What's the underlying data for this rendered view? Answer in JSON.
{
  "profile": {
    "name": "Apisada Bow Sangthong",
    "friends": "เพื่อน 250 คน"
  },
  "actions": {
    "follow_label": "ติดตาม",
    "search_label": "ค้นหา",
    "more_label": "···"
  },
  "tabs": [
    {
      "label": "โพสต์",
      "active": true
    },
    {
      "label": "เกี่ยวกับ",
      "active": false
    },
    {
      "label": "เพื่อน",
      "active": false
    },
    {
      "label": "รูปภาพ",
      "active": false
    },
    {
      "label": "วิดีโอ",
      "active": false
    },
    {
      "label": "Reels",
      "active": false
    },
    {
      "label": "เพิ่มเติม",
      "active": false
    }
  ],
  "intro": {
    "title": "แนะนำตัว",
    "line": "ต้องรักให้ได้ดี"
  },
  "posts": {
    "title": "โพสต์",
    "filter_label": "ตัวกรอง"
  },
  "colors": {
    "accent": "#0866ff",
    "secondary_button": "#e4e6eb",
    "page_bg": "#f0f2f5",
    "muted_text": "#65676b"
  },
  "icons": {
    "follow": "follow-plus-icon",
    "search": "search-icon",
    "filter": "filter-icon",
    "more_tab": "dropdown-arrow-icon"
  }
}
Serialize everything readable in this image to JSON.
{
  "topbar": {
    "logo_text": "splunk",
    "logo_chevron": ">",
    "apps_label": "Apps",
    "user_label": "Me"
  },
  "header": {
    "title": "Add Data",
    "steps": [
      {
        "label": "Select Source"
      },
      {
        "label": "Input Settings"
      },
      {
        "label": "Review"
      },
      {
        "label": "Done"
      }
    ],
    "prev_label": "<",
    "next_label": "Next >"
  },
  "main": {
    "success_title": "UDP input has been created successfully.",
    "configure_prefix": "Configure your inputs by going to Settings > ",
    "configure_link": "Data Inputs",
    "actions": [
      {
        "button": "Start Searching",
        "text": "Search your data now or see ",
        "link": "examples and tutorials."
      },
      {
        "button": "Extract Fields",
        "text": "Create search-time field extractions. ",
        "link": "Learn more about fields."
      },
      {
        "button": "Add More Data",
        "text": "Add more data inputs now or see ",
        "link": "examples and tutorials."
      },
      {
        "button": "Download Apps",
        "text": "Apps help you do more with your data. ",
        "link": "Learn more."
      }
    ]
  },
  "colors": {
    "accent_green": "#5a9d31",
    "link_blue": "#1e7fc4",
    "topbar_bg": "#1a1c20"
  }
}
________________________________________
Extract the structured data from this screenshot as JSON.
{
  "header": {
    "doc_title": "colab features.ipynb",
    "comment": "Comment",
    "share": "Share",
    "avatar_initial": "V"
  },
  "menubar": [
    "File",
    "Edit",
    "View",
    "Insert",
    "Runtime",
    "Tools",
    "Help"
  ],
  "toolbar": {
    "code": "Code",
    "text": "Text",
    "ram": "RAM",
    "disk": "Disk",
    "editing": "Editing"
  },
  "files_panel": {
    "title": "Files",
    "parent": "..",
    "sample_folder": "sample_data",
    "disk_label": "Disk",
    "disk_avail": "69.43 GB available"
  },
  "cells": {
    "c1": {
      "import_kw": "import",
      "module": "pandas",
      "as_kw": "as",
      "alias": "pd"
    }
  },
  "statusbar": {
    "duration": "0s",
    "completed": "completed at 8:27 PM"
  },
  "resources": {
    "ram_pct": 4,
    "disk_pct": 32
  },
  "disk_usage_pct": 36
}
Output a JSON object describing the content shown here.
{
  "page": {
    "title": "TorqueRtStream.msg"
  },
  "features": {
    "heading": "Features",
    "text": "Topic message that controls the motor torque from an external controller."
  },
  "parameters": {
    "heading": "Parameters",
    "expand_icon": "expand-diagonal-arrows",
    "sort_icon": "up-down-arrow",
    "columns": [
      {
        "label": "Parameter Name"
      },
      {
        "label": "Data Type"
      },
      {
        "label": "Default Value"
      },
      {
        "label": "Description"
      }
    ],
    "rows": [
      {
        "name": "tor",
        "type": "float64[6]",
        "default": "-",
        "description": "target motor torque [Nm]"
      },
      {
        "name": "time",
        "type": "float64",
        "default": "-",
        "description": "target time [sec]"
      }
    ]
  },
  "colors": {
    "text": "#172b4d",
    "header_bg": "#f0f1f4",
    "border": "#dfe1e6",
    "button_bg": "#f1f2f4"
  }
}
________________________________________
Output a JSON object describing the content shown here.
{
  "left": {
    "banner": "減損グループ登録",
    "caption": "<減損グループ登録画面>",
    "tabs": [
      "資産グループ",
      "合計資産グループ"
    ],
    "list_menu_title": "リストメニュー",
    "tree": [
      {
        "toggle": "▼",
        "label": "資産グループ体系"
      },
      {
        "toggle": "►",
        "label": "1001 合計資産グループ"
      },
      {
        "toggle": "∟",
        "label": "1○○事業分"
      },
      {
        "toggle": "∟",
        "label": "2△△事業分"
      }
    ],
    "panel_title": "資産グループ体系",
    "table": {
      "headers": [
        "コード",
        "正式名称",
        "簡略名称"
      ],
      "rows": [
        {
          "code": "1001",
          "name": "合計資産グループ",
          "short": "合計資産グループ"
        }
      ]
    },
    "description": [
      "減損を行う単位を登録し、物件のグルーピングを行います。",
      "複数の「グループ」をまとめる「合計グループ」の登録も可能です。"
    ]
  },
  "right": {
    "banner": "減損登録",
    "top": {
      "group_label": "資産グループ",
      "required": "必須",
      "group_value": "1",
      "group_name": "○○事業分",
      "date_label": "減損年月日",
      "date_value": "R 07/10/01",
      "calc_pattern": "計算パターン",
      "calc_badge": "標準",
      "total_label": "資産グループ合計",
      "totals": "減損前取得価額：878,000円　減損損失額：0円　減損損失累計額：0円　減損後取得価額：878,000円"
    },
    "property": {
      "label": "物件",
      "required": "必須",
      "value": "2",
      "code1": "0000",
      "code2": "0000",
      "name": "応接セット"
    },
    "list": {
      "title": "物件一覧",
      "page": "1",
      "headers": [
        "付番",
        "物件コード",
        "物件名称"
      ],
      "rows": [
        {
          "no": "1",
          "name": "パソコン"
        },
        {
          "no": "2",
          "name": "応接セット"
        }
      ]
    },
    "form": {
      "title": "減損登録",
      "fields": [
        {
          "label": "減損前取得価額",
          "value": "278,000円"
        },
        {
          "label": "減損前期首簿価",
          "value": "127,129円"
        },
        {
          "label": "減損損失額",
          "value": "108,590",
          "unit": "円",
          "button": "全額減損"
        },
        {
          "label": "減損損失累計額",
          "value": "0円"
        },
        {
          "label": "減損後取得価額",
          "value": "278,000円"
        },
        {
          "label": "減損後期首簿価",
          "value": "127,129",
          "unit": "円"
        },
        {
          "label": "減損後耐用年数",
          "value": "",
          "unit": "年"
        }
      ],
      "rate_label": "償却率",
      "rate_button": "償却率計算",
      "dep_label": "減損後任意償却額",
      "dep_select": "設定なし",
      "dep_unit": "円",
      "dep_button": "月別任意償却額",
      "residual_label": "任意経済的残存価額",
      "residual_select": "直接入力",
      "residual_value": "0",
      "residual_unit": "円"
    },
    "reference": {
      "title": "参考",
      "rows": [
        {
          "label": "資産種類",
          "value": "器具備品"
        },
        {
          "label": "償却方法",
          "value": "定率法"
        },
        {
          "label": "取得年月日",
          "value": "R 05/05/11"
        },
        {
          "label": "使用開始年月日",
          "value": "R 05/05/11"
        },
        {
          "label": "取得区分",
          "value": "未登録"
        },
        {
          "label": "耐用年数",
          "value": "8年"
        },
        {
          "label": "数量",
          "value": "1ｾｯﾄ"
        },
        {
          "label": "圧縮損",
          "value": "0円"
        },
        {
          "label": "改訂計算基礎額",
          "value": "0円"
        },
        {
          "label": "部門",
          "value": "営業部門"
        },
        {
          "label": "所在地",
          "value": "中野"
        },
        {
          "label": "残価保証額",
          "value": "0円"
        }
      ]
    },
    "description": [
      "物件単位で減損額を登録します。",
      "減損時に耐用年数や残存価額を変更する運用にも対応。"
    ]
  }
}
________________________________________
* [EXERCISE OBJECTIVE]: Look through the entries and find each line that has the string "heading". Copy those lines.

* [ANSWER TO THIS PROBLEM]:
    "heading": "Features",
    "heading": "Parameters",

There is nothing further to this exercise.